Rewrite every one of the items below, swapping "bounding boxes" for "box coordinates" wherever it appears and changing nothing else. Leave out the pictures.

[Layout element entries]
— Start —

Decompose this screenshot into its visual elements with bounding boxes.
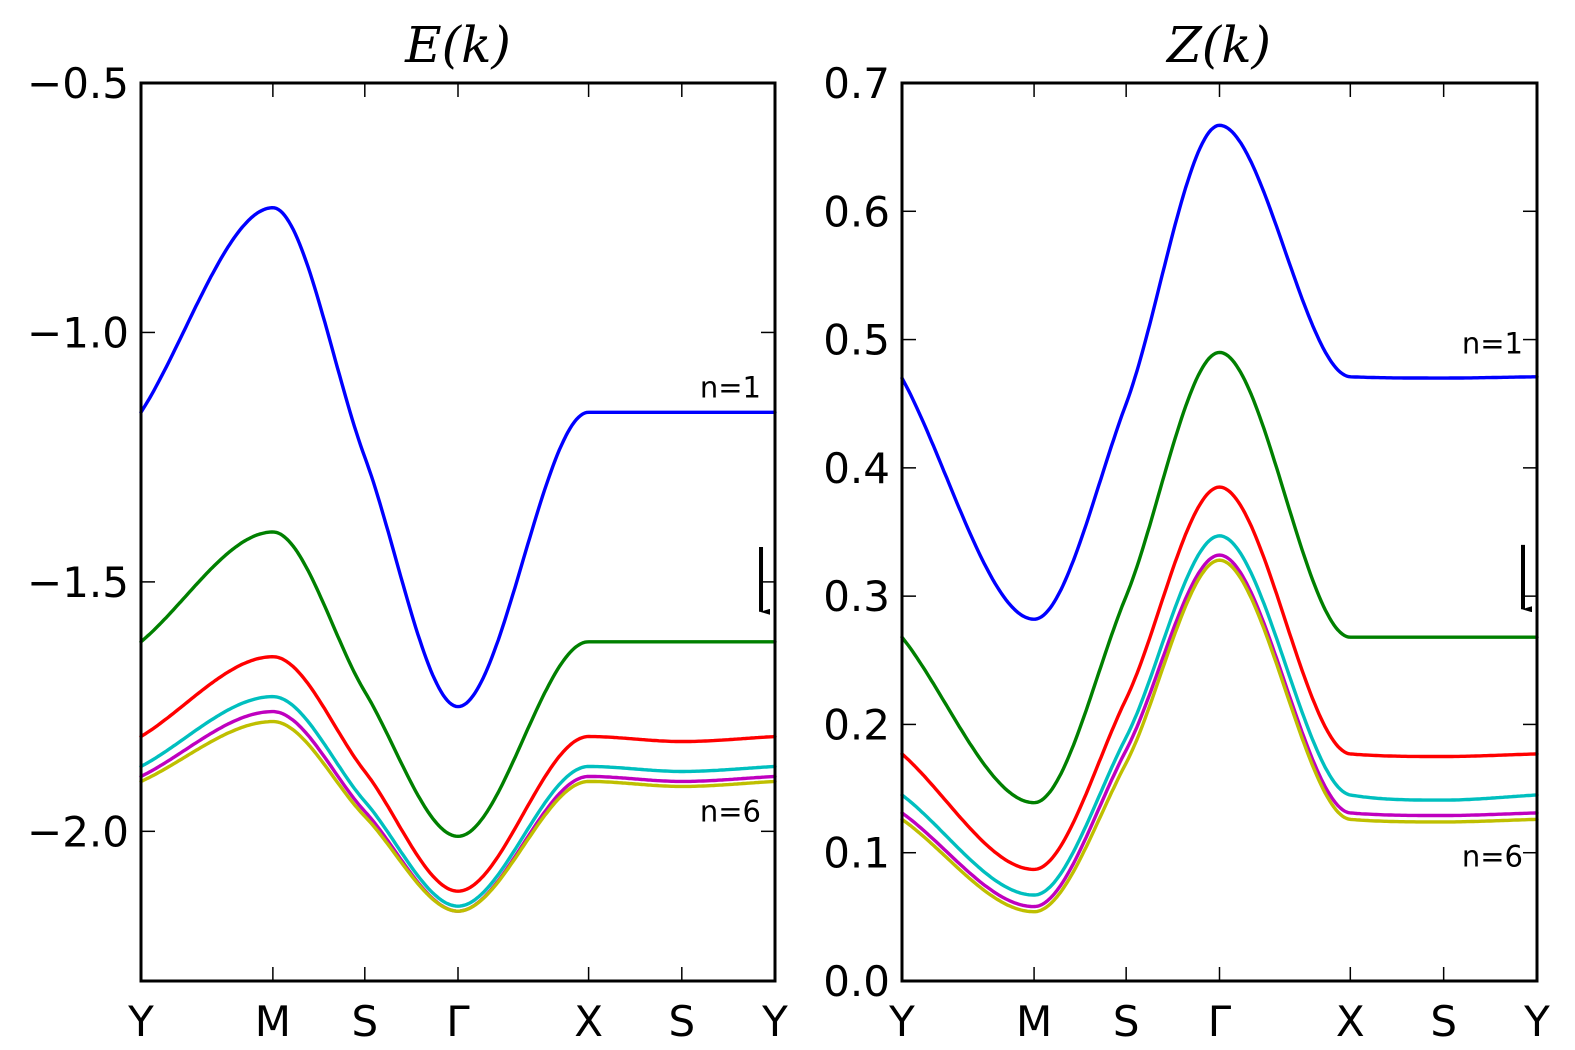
series-annotation: n=1 — [700, 370, 761, 404]
series-line-5 — [900, 553, 1539, 909]
series-annotation: n=6 — [700, 794, 761, 828]
y-tick-label: −1.5 — [27, 558, 129, 607]
x-tick-label: M — [255, 997, 291, 1046]
series-line-6 — [900, 558, 1539, 914]
panel-title: Z(k) — [1165, 16, 1271, 74]
series-line-3 — [900, 485, 1539, 872]
series-annotation: n=6 — [1462, 840, 1523, 874]
panel-title: E(k) — [404, 16, 511, 74]
x-tick-label: Y — [761, 997, 788, 1046]
x-tick-label: Γ — [1208, 997, 1232, 1046]
y-tick-label: 0.0 — [823, 957, 890, 1006]
x-tick-label: X — [1336, 997, 1365, 1046]
y-tick-label: 0.1 — [823, 829, 890, 878]
y-tick-label: −0.5 — [27, 59, 129, 108]
x-tick-label: S — [1430, 997, 1457, 1046]
x-tick-label: M — [1016, 997, 1052, 1046]
series-line-2 — [139, 530, 777, 838]
x-tick-label: Y — [888, 997, 915, 1046]
x-tick-label: S — [1113, 997, 1140, 1046]
series-line-6 — [139, 719, 777, 913]
x-tick-label: S — [351, 997, 378, 1046]
energy-panel: E(k) −0.5 −1.0 −1.5 −2.0 Y M S Γ X S Yn=1 n=6 — [27, 16, 788, 1046]
x-tick-label: X — [574, 997, 603, 1046]
series-line-4 — [900, 534, 1539, 897]
x-tick-label: Y — [1523, 997, 1550, 1046]
y-tick-label: 0.4 — [823, 444, 890, 493]
y-tick-label: 0.7 — [823, 59, 890, 108]
series-line-2 — [900, 350, 1539, 805]
series-line-4 — [139, 694, 777, 908]
y-tick-label: 0.2 — [823, 700, 890, 749]
x-tick-label: Y — [127, 997, 154, 1046]
axes-frame — [139, 81, 777, 983]
series-line-1 — [139, 206, 777, 709]
y-tick-label: −2.0 — [27, 807, 129, 856]
weight-panel: Z(k) 0.0 0.1 0.2 0.3 0.4 0.5 0.6 0.7 Y M S Γ X S Yn=1 n… — [823, 16, 1550, 1046]
plot-area: −0.5 −1.0 −1.5 −2.0 Y M S Γ X S Yn=1 n=6 — [27, 59, 788, 1046]
plot-area: 0.0 0.1 0.2 0.3 0.4 0.5 0.6 0.7 Y M S Γ X S Yn=1 n=6 — [823, 59, 1550, 1046]
y-tick-label: 0.6 — [823, 187, 890, 236]
y-tick-label: 0.5 — [823, 316, 890, 365]
x-tick-label: S — [668, 997, 695, 1046]
y-tick-label: −1.0 — [27, 308, 129, 357]
y-tick-label: 0.3 — [823, 572, 890, 621]
axes-frame — [900, 81, 1539, 983]
series-line-1 — [900, 123, 1539, 621]
series-annotation: n=1 — [1462, 326, 1523, 360]
x-tick-label: Γ — [446, 997, 470, 1046]
series-line-3 — [139, 655, 777, 893]
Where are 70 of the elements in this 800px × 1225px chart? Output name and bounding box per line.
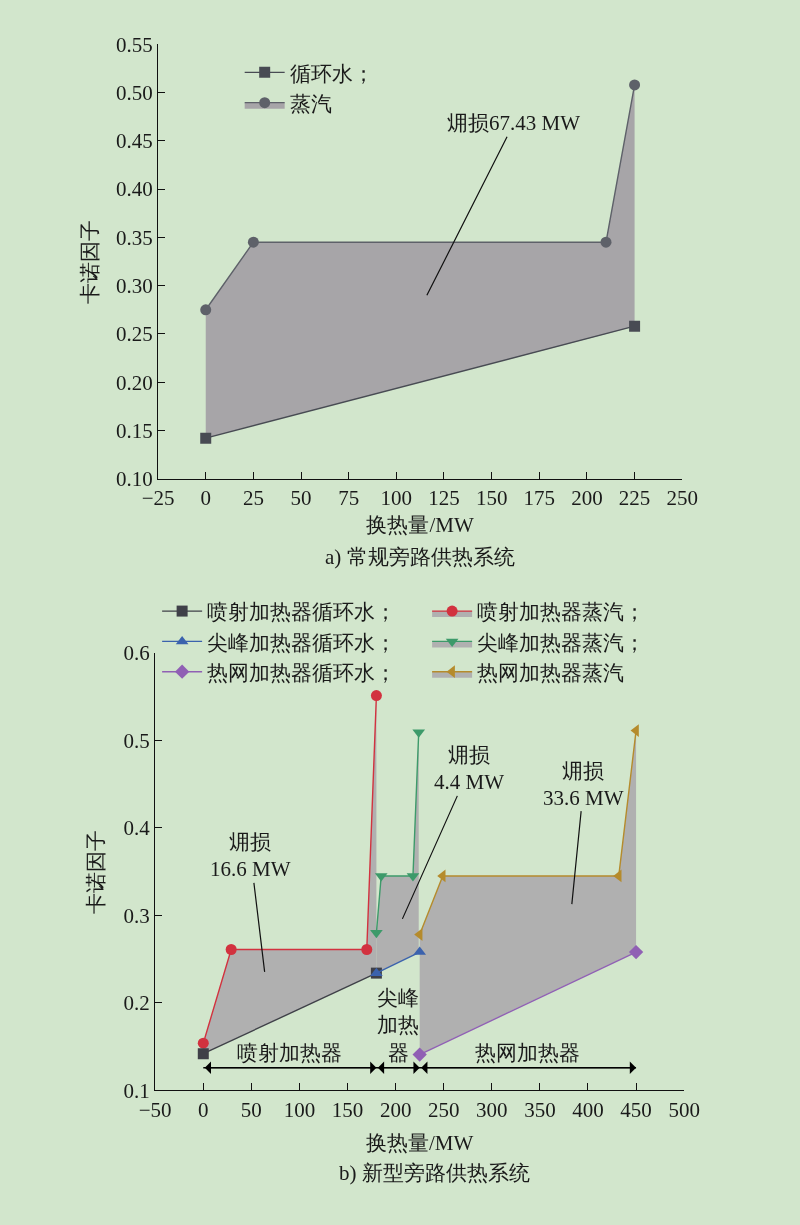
y-axis-title: 卡诺因子 xyxy=(78,219,103,304)
annotation: 㶲损67.43 MW xyxy=(447,111,581,135)
x-tick-label: 125 xyxy=(428,486,460,511)
x-tick-label: 50 xyxy=(240,1097,262,1122)
x-tick-label: 100 xyxy=(380,486,413,511)
legend-label: 热网加热器蒸汽 xyxy=(477,660,625,685)
text: b) 新型旁路供热系统 xyxy=(339,1161,530,1185)
text: a) 常规旁路供热系统 xyxy=(325,545,515,569)
x-tick-label: 225 xyxy=(618,486,651,511)
y-tick-label: 0.20 xyxy=(115,370,153,395)
point xyxy=(361,944,373,955)
y-tick-label: 0.5 xyxy=(123,728,150,753)
y-tick-label: 0.40 xyxy=(115,177,153,202)
x-tick-label: 0 xyxy=(200,486,211,511)
x-tick-label: 350 xyxy=(524,1097,556,1122)
point xyxy=(247,236,259,248)
point xyxy=(628,944,644,960)
x-tick-label: 150 xyxy=(331,1097,364,1122)
x-tick-label: 50 xyxy=(290,486,312,511)
y-tick-label: 0.45 xyxy=(115,129,153,154)
x-tick-label: 250 xyxy=(427,1097,460,1122)
y-axis-title: 卡诺因子 xyxy=(83,829,108,914)
legend-label: 热网加热器循环水； xyxy=(207,660,397,685)
point xyxy=(600,236,612,248)
point xyxy=(197,1048,209,1060)
y-tick-label: 0.35 xyxy=(115,225,153,250)
y-tick-label: 0.15 xyxy=(115,418,153,443)
point xyxy=(197,1037,209,1049)
legend-label: 喷射加热器蒸汽； xyxy=(477,600,646,625)
x-axis-title: 换热量/MW xyxy=(366,1131,474,1155)
point xyxy=(629,79,641,91)
annotation: 㶲损 4.4 MW xyxy=(434,743,505,795)
x-axis-title: 换热量/MW xyxy=(366,513,474,538)
annotation: 尖峰加热器 xyxy=(377,986,419,1065)
y-tick-label: 0.30 xyxy=(115,273,153,298)
x-tick-label: 75 xyxy=(338,486,360,511)
legend-label: 尖峰加热器循环水； xyxy=(207,630,397,655)
point xyxy=(412,1047,427,1062)
annotation: 㶲损 33.6 MW xyxy=(543,759,624,811)
y-tick-label: 0.50 xyxy=(115,80,153,105)
y-tick-label: 0.55 xyxy=(115,32,153,57)
x-tick-label: 25 xyxy=(242,486,264,511)
y-tick-label: 0.6 xyxy=(123,641,150,666)
x-tick-label: 250 xyxy=(666,486,698,511)
legend-label: 喷射加热器循环水； xyxy=(207,600,397,625)
x-tick-label: 500 xyxy=(668,1097,700,1122)
x-tick-label: 400 xyxy=(572,1097,604,1122)
point xyxy=(629,320,641,332)
x-tick-label: 150 xyxy=(475,486,508,511)
point xyxy=(225,944,237,955)
legend-label: 蒸汽 xyxy=(289,91,332,116)
annotation: 㶲损 16.6 MW xyxy=(210,830,291,882)
y-tick-label: 0.4 xyxy=(123,816,151,841)
y-tick-label: 0.2 xyxy=(123,991,150,1016)
x-tick-label: 200 xyxy=(571,486,603,511)
y-tick-label: 0.25 xyxy=(115,322,153,347)
x-tick-label: 100 xyxy=(283,1097,316,1122)
legend-label: 尖峰加热器蒸汽； xyxy=(477,630,646,655)
annotation: 热网加热器 xyxy=(475,1041,580,1065)
x-tick-label: 0 xyxy=(198,1097,209,1122)
x-tick-label: 450 xyxy=(620,1097,652,1122)
x-tick-label: 200 xyxy=(379,1097,412,1122)
x-tick-label: 175 xyxy=(523,486,556,511)
point xyxy=(370,690,382,702)
annotation: 喷射加热器 xyxy=(237,1041,342,1065)
y-tick-label: 0.3 xyxy=(123,903,150,928)
point xyxy=(200,432,212,444)
legend-label: 循环水； xyxy=(289,61,374,86)
x-tick-label: 300 xyxy=(476,1097,508,1122)
point xyxy=(200,304,212,316)
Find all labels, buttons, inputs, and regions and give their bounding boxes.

— End —

• [The result]:
Decompose this screenshot into its visual elements with box coordinates.
series-annotation: n=1 — [700, 370, 761, 404]
series-line-5 — [900, 553, 1539, 909]
series-annotation: n=6 — [700, 794, 761, 828]
y-tick-label: −1.5 — [27, 558, 129, 607]
x-tick-label: M — [255, 997, 291, 1046]
series-line-6 — [900, 558, 1539, 914]
panel-title: Z(k) — [1165, 16, 1271, 74]
series-line-3 — [900, 485, 1539, 872]
series-annotation: n=6 — [1462, 840, 1523, 874]
panel-title: E(k) — [404, 16, 511, 74]
x-tick-label: Y — [761, 997, 788, 1046]
x-tick-label: Γ — [1208, 997, 1232, 1046]
y-tick-label: 0.0 — [823, 957, 890, 1006]
x-tick-label: X — [1336, 997, 1365, 1046]
y-tick-label: 0.1 — [823, 829, 890, 878]
y-tick-label: −0.5 — [27, 59, 129, 108]
x-tick-label: S — [1430, 997, 1457, 1046]
x-tick-label: M — [1016, 997, 1052, 1046]
series-line-2 — [139, 530, 777, 838]
x-tick-label: Y — [888, 997, 915, 1046]
x-tick-label: S — [1113, 997, 1140, 1046]
series-line-6 — [139, 719, 777, 913]
x-tick-label: S — [351, 997, 378, 1046]
energy-panel: E(k) −0.5 −1.0 −1.5 −2.0 Y M S Γ X S Yn=1 n=6 — [27, 16, 788, 1046]
x-tick-label: X — [574, 997, 603, 1046]
series-line-4 — [900, 534, 1539, 897]
x-tick-label: Y — [1523, 997, 1550, 1046]
y-tick-label: 0.4 — [823, 444, 890, 493]
y-tick-label: 0.7 — [823, 59, 890, 108]
series-line-2 — [900, 350, 1539, 805]
series-line-4 — [139, 694, 777, 908]
y-tick-label: 0.2 — [823, 700, 890, 749]
x-tick-label: Y — [127, 997, 154, 1046]
axes-frame — [139, 81, 777, 983]
series-line-1 — [139, 206, 777, 709]
y-tick-label: −2.0 — [27, 807, 129, 856]
weight-panel: Z(k) 0.0 0.1 0.2 0.3 0.4 0.5 0.6 0.7 Y M S Γ X S Yn=1 n… — [823, 16, 1550, 1046]
plot-area: −0.5 −1.0 −1.5 −2.0 Y M S Γ X S Yn=1 n=6 — [27, 59, 788, 1046]
plot-area: 0.0 0.1 0.2 0.3 0.4 0.5 0.6 0.7 Y M S Γ X S Yn=1 n=6 — [823, 59, 1550, 1046]
y-tick-label: 0.6 — [823, 187, 890, 236]
y-tick-label: 0.5 — [823, 316, 890, 365]
x-tick-label: S — [668, 997, 695, 1046]
y-tick-label: −1.0 — [27, 308, 129, 357]
y-tick-label: 0.3 — [823, 572, 890, 621]
axes-frame — [900, 81, 1539, 983]
series-line-1 — [900, 123, 1539, 621]
series-annotation: n=1 — [1462, 326, 1523, 360]
x-tick-label: Γ — [446, 997, 470, 1046]
series-line-3 — [139, 655, 777, 893]
Where are 70 of the elements in this 800px × 1225px chart? Output name and bounding box per line.
y-axis-title: 卡诺因子 xyxy=(78,219,103,304)
annotation: 㶲损67.43 MW xyxy=(447,111,581,135)
x-tick-label: 125 xyxy=(428,486,460,511)
x-tick-label: 50 xyxy=(240,1097,262,1122)
x-tick-label: 100 xyxy=(380,486,413,511)
legend-label: 热网加热器蒸汽 xyxy=(477,660,625,685)
text: b) 新型旁路供热系统 xyxy=(339,1161,530,1185)
text: a) 常规旁路供热系统 xyxy=(325,545,515,569)
x-tick-label: 225 xyxy=(618,486,651,511)
y-tick-label: 0.20 xyxy=(115,370,153,395)
point xyxy=(361,944,373,955)
y-tick-label: 0.5 xyxy=(123,728,150,753)
y-tick-label: 0.40 xyxy=(115,177,153,202)
x-tick-label: 0 xyxy=(200,486,211,511)
x-tick-label: 350 xyxy=(524,1097,556,1122)
point xyxy=(247,236,259,248)
point xyxy=(628,944,644,960)
x-tick-label: 150 xyxy=(331,1097,364,1122)
x-tick-label: 50 xyxy=(290,486,312,511)
y-tick-label: 0.45 xyxy=(115,129,153,154)
x-tick-label: 250 xyxy=(427,1097,460,1122)
y-axis-title: 卡诺因子 xyxy=(83,829,108,914)
legend-label: 热网加热器循环水； xyxy=(207,660,397,685)
point xyxy=(600,236,612,248)
point xyxy=(197,1048,209,1060)
y-tick-label: 0.35 xyxy=(115,225,153,250)
y-tick-label: 0.15 xyxy=(115,418,153,443)
point xyxy=(197,1037,209,1049)
legend-label: 喷射加热器蒸汽； xyxy=(477,600,646,625)
x-axis-title: 换热量/MW xyxy=(366,1131,474,1155)
point xyxy=(629,79,641,91)
annotation: 㶲损 4.4 MW xyxy=(434,743,505,795)
x-axis-title: 换热量/MW xyxy=(366,513,474,538)
annotation: 尖峰加热器 xyxy=(377,986,419,1065)
y-tick-label: 0.30 xyxy=(115,273,153,298)
x-tick-label: 75 xyxy=(338,486,360,511)
legend-label: 尖峰加热器循环水； xyxy=(207,630,397,655)
point xyxy=(412,1047,427,1062)
annotation: 㶲损 33.6 MW xyxy=(543,759,624,811)
y-tick-label: 0.50 xyxy=(115,80,153,105)
y-tick-label: 0.55 xyxy=(115,32,153,57)
x-tick-label: 25 xyxy=(242,486,264,511)
y-tick-label: 0.6 xyxy=(123,641,150,666)
x-tick-label: 250 xyxy=(666,486,698,511)
legend-label: 喷射加热器循环水； xyxy=(207,600,397,625)
x-tick-label: 500 xyxy=(668,1097,700,1122)
x-tick-label: 400 xyxy=(572,1097,604,1122)
point xyxy=(629,320,641,332)
x-tick-label: 150 xyxy=(475,486,508,511)
point xyxy=(225,944,237,955)
legend-label: 蒸汽 xyxy=(289,91,332,116)
annotation: 㶲损 16.6 MW xyxy=(210,830,291,882)
y-tick-label: 0.4 xyxy=(123,816,151,841)
y-tick-label: 0.2 xyxy=(123,991,150,1016)
x-tick-label: 200 xyxy=(571,486,603,511)
y-tick-label: 0.25 xyxy=(115,322,153,347)
x-tick-label: 100 xyxy=(283,1097,316,1122)
legend-label: 尖峰加热器蒸汽； xyxy=(477,630,646,655)
annotation: 热网加热器 xyxy=(475,1041,580,1065)
x-tick-label: 0 xyxy=(198,1097,209,1122)
x-tick-label: 450 xyxy=(620,1097,652,1122)
x-tick-label: 200 xyxy=(379,1097,412,1122)
x-tick-label: 175 xyxy=(523,486,556,511)
point xyxy=(370,690,382,702)
annotation: 喷射加热器 xyxy=(237,1041,342,1065)
y-tick-label: 0.3 xyxy=(123,903,150,928)
point xyxy=(200,432,212,444)
legend-label: 循环水； xyxy=(289,61,374,86)
x-tick-label: 300 xyxy=(476,1097,508,1122)
point xyxy=(200,304,212,316)
Find all labels, buttons, inputs, and regions and give their box coordinates.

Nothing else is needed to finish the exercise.